Stored items
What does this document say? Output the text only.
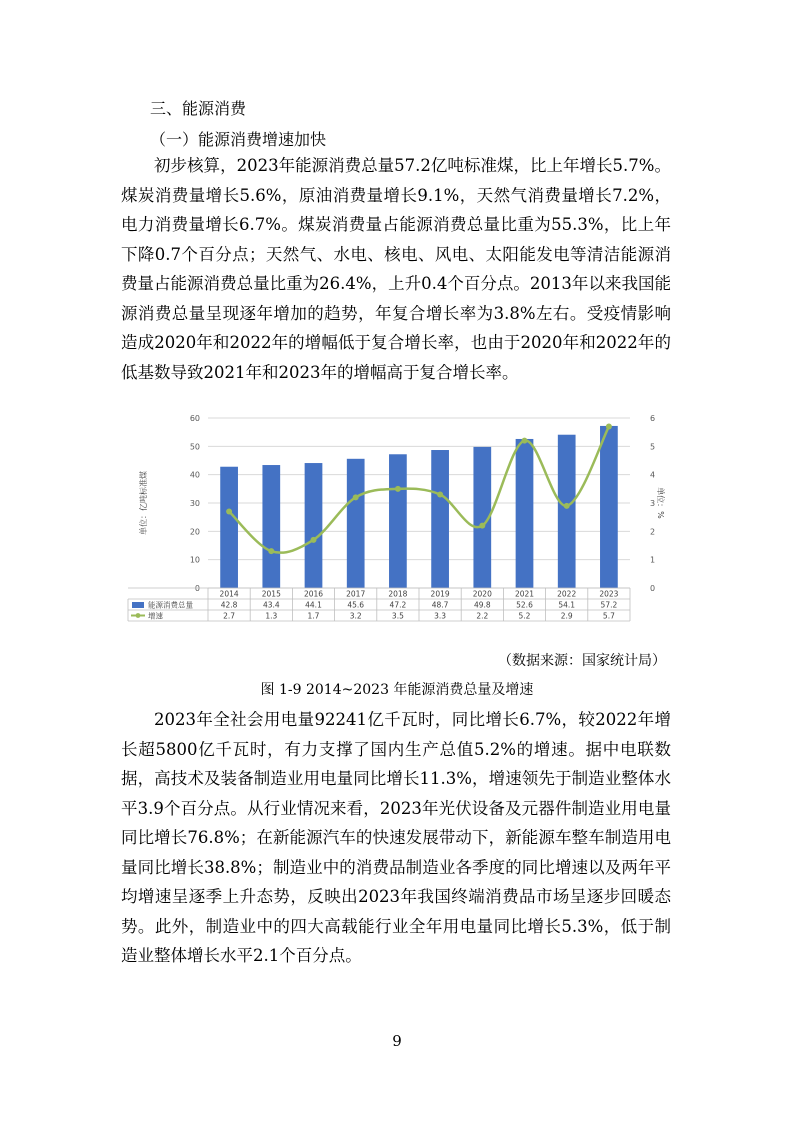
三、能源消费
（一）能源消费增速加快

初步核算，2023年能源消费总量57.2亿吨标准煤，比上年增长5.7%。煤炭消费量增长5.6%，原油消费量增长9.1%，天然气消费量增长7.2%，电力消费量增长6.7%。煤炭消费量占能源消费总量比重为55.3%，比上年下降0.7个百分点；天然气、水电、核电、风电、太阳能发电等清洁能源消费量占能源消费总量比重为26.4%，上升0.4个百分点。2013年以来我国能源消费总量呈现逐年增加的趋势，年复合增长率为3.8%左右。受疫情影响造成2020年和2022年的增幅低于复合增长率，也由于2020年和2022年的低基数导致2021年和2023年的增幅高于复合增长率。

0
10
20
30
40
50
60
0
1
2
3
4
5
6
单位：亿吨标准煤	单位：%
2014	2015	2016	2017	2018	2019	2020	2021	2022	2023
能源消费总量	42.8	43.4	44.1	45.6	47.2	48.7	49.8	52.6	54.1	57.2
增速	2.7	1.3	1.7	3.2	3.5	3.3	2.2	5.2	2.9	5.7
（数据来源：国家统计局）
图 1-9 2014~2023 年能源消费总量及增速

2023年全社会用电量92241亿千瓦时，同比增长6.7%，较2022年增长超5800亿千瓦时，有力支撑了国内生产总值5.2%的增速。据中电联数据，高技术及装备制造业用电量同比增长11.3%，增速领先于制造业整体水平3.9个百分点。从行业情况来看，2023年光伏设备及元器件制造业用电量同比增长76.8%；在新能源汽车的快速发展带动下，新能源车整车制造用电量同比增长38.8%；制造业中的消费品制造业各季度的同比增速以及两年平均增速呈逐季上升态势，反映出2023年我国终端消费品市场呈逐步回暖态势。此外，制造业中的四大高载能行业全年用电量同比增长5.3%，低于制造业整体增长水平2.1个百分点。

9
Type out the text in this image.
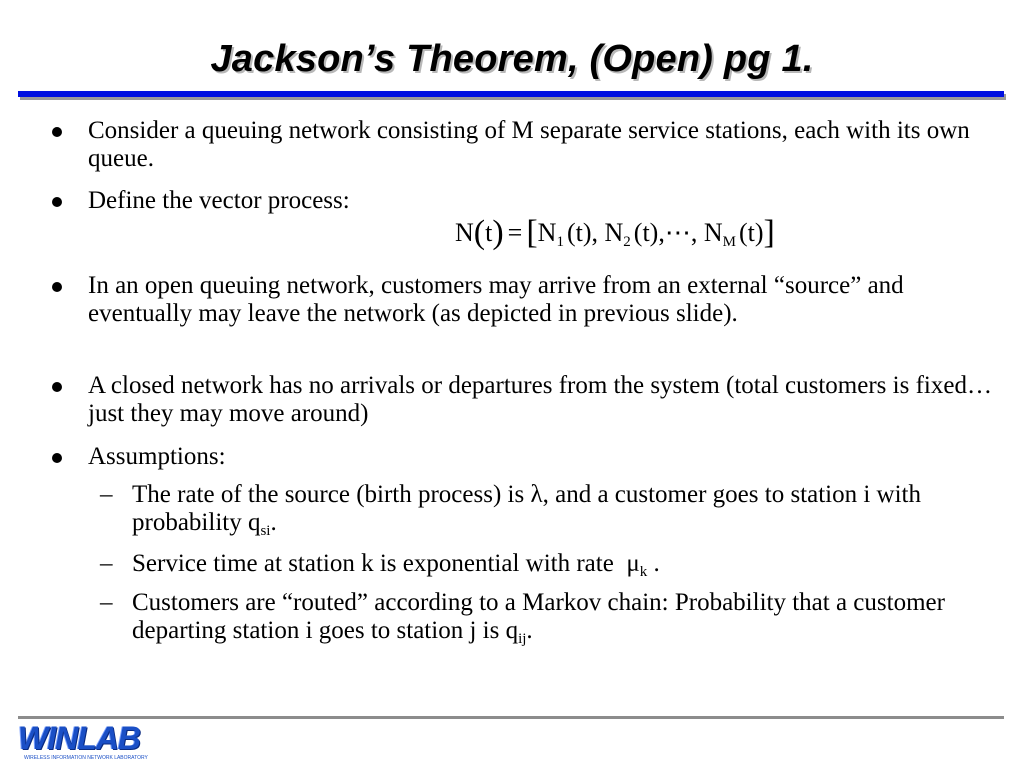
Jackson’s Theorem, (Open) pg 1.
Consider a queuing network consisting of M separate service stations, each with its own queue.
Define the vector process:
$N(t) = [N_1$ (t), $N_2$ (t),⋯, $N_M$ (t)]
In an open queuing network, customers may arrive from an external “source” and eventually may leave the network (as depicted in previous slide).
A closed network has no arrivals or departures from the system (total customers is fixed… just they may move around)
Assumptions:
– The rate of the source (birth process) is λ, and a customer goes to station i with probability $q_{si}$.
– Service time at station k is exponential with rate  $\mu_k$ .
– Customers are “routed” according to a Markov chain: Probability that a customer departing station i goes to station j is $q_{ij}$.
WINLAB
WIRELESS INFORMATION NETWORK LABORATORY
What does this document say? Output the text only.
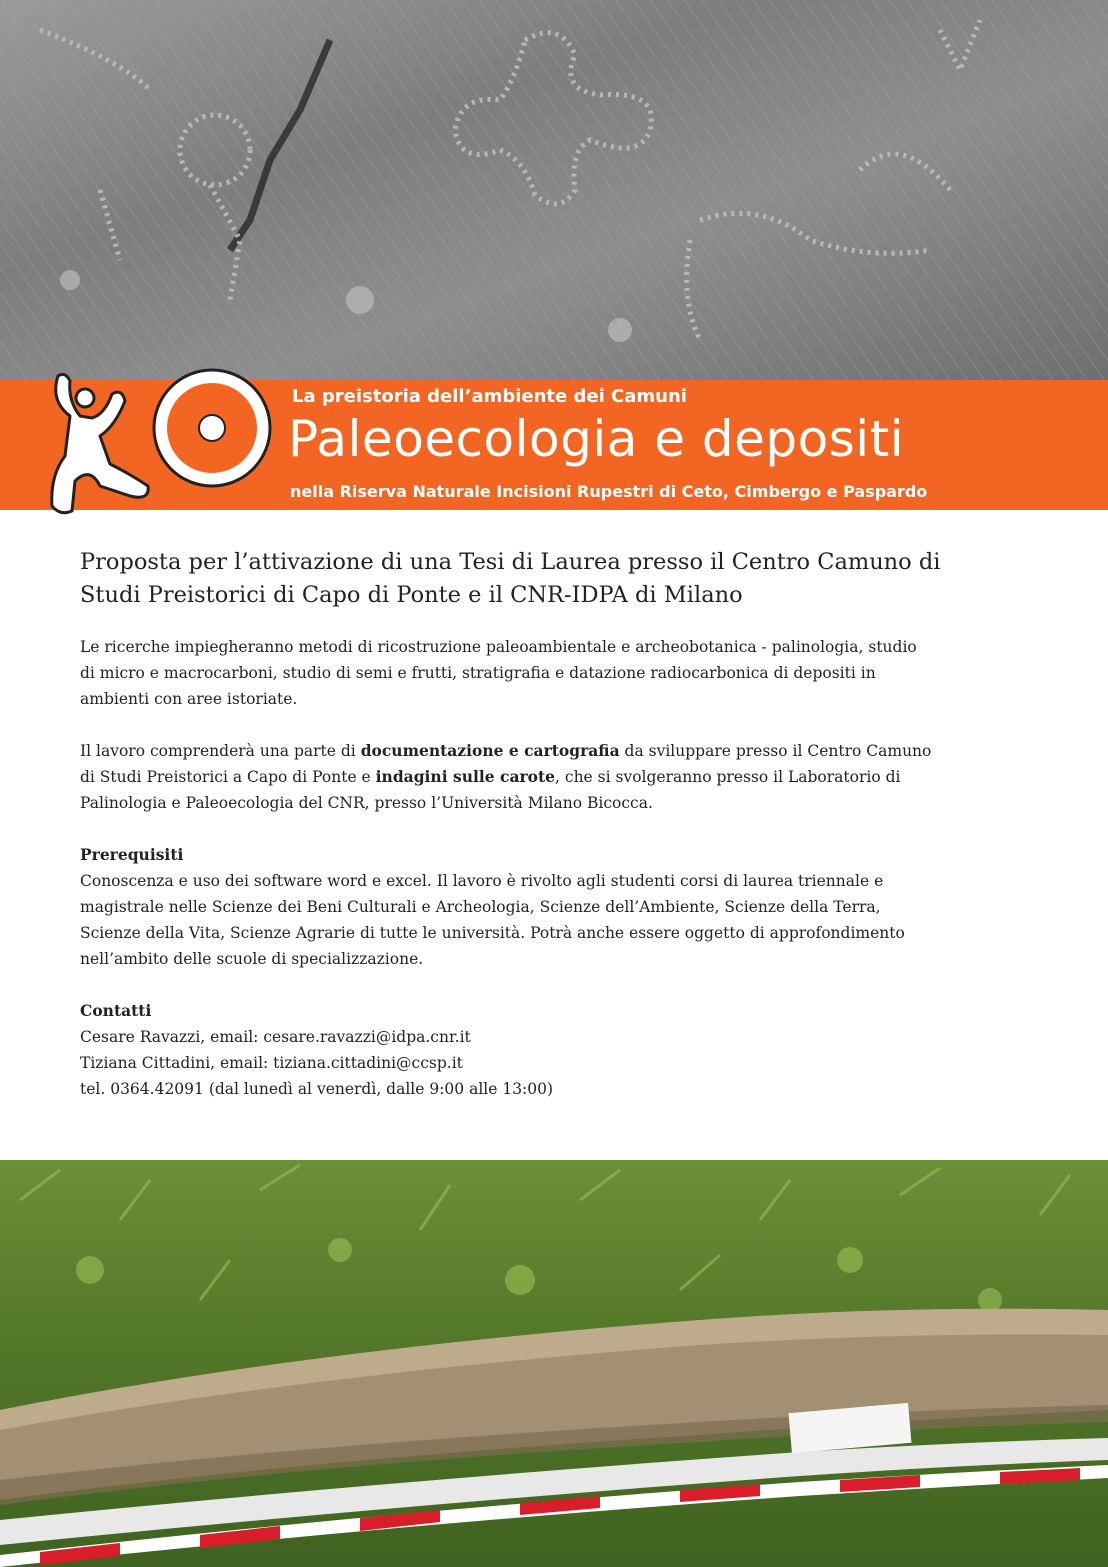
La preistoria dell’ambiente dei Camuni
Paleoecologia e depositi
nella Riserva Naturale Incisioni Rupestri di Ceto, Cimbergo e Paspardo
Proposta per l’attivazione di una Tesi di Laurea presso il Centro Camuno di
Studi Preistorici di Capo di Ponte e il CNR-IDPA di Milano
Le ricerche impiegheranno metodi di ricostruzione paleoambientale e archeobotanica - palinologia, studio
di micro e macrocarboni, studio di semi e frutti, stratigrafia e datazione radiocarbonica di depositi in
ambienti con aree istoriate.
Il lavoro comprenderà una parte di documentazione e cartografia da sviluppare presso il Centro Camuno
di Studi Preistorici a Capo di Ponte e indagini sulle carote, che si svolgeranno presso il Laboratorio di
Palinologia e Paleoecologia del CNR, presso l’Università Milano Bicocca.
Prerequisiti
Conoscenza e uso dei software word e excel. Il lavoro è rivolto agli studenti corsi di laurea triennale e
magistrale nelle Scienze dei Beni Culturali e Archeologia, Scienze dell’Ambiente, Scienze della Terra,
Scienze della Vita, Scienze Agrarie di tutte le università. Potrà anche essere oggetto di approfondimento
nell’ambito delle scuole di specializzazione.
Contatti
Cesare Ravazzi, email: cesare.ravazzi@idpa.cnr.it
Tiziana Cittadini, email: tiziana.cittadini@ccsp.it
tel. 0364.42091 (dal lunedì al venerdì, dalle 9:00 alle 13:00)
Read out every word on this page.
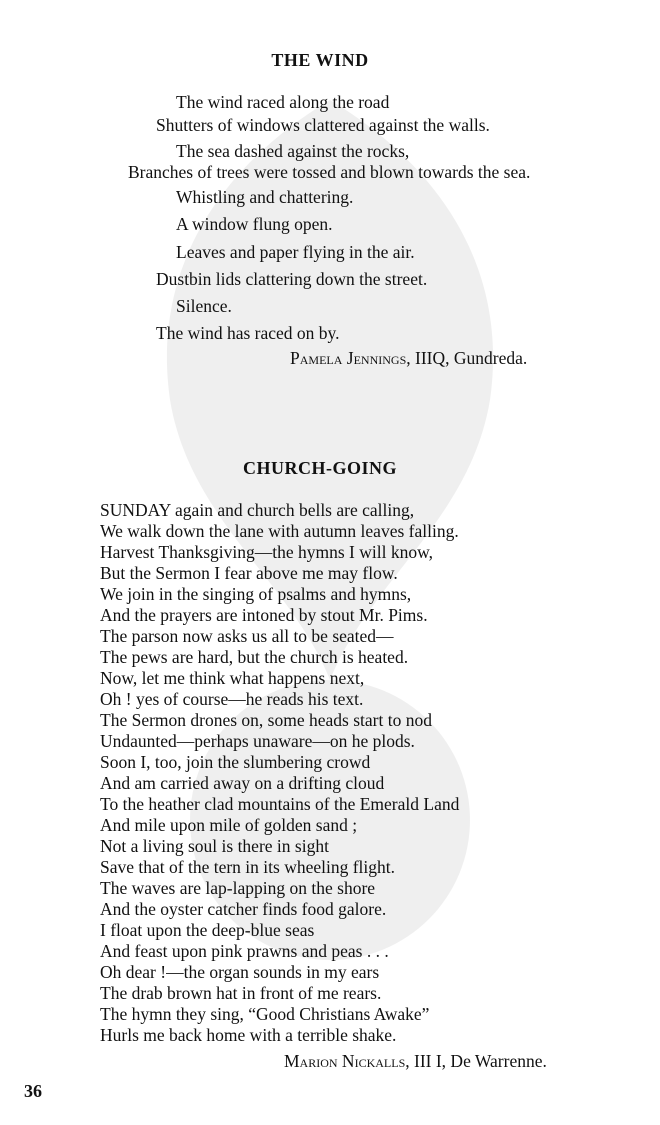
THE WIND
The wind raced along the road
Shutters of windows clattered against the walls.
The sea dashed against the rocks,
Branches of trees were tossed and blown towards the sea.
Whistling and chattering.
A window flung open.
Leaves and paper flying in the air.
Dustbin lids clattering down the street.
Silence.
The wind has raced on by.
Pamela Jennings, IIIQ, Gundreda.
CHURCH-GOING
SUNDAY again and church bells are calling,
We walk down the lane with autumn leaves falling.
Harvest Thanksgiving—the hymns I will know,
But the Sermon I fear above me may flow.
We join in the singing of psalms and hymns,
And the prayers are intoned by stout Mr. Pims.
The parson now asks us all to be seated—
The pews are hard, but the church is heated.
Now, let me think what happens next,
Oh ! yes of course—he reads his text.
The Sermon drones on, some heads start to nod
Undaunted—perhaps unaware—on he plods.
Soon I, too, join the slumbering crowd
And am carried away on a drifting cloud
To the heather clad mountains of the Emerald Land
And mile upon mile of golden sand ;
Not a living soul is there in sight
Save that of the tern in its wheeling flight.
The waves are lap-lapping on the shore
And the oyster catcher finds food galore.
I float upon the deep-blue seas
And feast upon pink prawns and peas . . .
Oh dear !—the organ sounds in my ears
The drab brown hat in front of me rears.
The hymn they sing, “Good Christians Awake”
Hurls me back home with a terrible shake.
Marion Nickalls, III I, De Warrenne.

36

• _Problem_: Exclude the pictures and repeat every other part of the records word for word.

• _In response_:
What does this document say? Output the text only.
三、能源消费
（一）能源消费增速加快

初步核算，2023年能源消费总量57.2亿吨标准煤，比上年增长5.7%。煤炭消费量增长5.6%，原油消费量增长9.1%，天然气消费量增长7.2%，电力消费量增长6.7%。煤炭消费量占能源消费总量比重为55.3%，比上年下降0.7个百分点；天然气、水电、核电、风电、太阳能发电等清洁能源消费量占能源消费总量比重为26.4%，上升0.4个百分点。2013年以来我国能源消费总量呈现逐年增加的趋势，年复合增长率为3.8%左右。受疫情影响造成2020年和2022年的增幅低于复合增长率，也由于2020年和2022年的低基数导致2021年和2023年的增幅高于复合增长率。

0
10
20
30
40
50
60
0
1
2
3
4
5
6
单位：亿吨标准煤	单位：%
2014	2015	2016	2017	2018	2019	2020	2021	2022	2023
能源消费总量	42.8	43.4	44.1	45.6	47.2	48.7	49.8	52.6	54.1	57.2
增速	2.7	1.3	1.7	3.2	3.5	3.3	2.2	5.2	2.9	5.7
（数据来源：国家统计局）
图 1-9 2014~2023 年能源消费总量及增速

2023年全社会用电量92241亿千瓦时，同比增长6.7%，较2022年增长超5800亿千瓦时，有力支撑了国内生产总值5.2%的增速。据中电联数据，高技术及装备制造业用电量同比增长11.3%，增速领先于制造业整体水平3.9个百分点。从行业情况来看，2023年光伏设备及元器件制造业用电量同比增长76.8%；在新能源汽车的快速发展带动下，新能源车整车制造用电量同比增长38.8%；制造业中的消费品制造业各季度的同比增速以及两年平均增速呈逐季上升态势，反映出2023年我国终端消费品市场呈逐步回暖态势。此外，制造业中的四大高载能行业全年用电量同比增长5.3%，低于制造业整体增长水平2.1个百分点。

9
Type out the text in this image.
Jackson’s Theorem, (Open) pg 1.
Consider a queuing network consisting of M separate service stations, each with its own queue.
Define the vector process:
$N(t) = [N_1$ (t), $N_2$ (t),⋯, $N_M$ (t)]
In an open queuing network, customers may arrive from an external “source” and eventually may leave the network (as depicted in previous slide).
A closed network has no arrivals or departures from the system (total customers is fixed… just they may move around)
Assumptions:
– The rate of the source (birth process) is λ, and a customer goes to station i with probability $q_{si}$.
– Service time at station k is exponential with rate  $\mu_k$ .
– Customers are “routed” according to a Markov chain: Probability that a customer departing station i goes to station j is $q_{ij}$.
WINLAB
WIRELESS INFORMATION NETWORK LABORATORY
What does this document say? Output the text only.
La preistoria dell’ambiente dei Camuni
Paleoecologia e depositi
nella Riserva Naturale Incisioni Rupestri di Ceto, Cimbergo e Paspardo
Proposta per l’attivazione di una Tesi di Laurea presso il Centro Camuno di
Studi Preistorici di Capo di Ponte e il CNR-IDPA di Milano
Le ricerche impiegheranno metodi di ricostruzione paleoambientale e archeobotanica - palinologia, studio
di micro e macrocarboni, studio di semi e frutti, stratigrafia e datazione radiocarbonica di depositi in
ambienti con aree istoriate.
Il lavoro comprenderà una parte di documentazione e cartografia da sviluppare presso il Centro Camuno
di Studi Preistorici a Capo di Ponte e indagini sulle carote, che si svolgeranno presso il Laboratorio di
Palinologia e Paleoecologia del CNR, presso l’Università Milano Bicocca.
Prerequisiti
Conoscenza e uso dei software word e excel. Il lavoro è rivolto agli studenti corsi di laurea triennale e
magistrale nelle Scienze dei Beni Culturali e Archeologia, Scienze dell’Ambiente, Scienze della Terra,
Scienze della Vita, Scienze Agrarie di tutte le università. Potrà anche essere oggetto di approfondimento
nell’ambito delle scuole di specializzazione.
Contatti
Cesare Ravazzi, email: cesare.ravazzi@idpa.cnr.it
Tiziana Cittadini, email: tiziana.cittadini@ccsp.it
tel. 0364.42091 (dal lunedì al venerdì, dalle 9:00 alle 13:00)
Read out every word on this page.
THE WIND
The wind raced along the road
Shutters of windows clattered against the walls.
The sea dashed against the rocks,
Branches of trees were tossed and blown towards the sea.
Whistling and chattering.
A window flung open.
Leaves and paper flying in the air.
Dustbin lids clattering down the street.
Silence.
The wind has raced on by.
Pamela Jennings, IIIQ, Gundreda.
CHURCH-GOING
SUNDAY again and church bells are calling,
We walk down the lane with autumn leaves falling.
Harvest Thanksgiving—the hymns I will know,
But the Sermon I fear above me may flow.
We join in the singing of psalms and hymns,
And the prayers are intoned by stout Mr. Pims.
The parson now asks us all to be seated—
The pews are hard, but the church is heated.
Now, let me think what happens next,
Oh ! yes of course—he reads his text.
The Sermon drones on, some heads start to nod
Undaunted—perhaps unaware—on he plods.
Soon I, too, join the slumbering crowd
And am carried away on a drifting cloud
To the heather clad mountains of the Emerald Land
And mile upon mile of golden sand ;
Not a living soul is there in sight
Save that of the tern in its wheeling flight.
The waves are lap-lapping on the shore
And the oyster catcher finds food galore.
I float upon the deep-blue seas
And feast upon pink prawns and peas . . .
Oh dear !—the organ sounds in my ears
The drab brown hat in front of me rears.
The hymn they sing, “Good Christians Awake”
Hurls me back home with a terrible shake.
Marion Nickalls, III I, De Warrenne.

36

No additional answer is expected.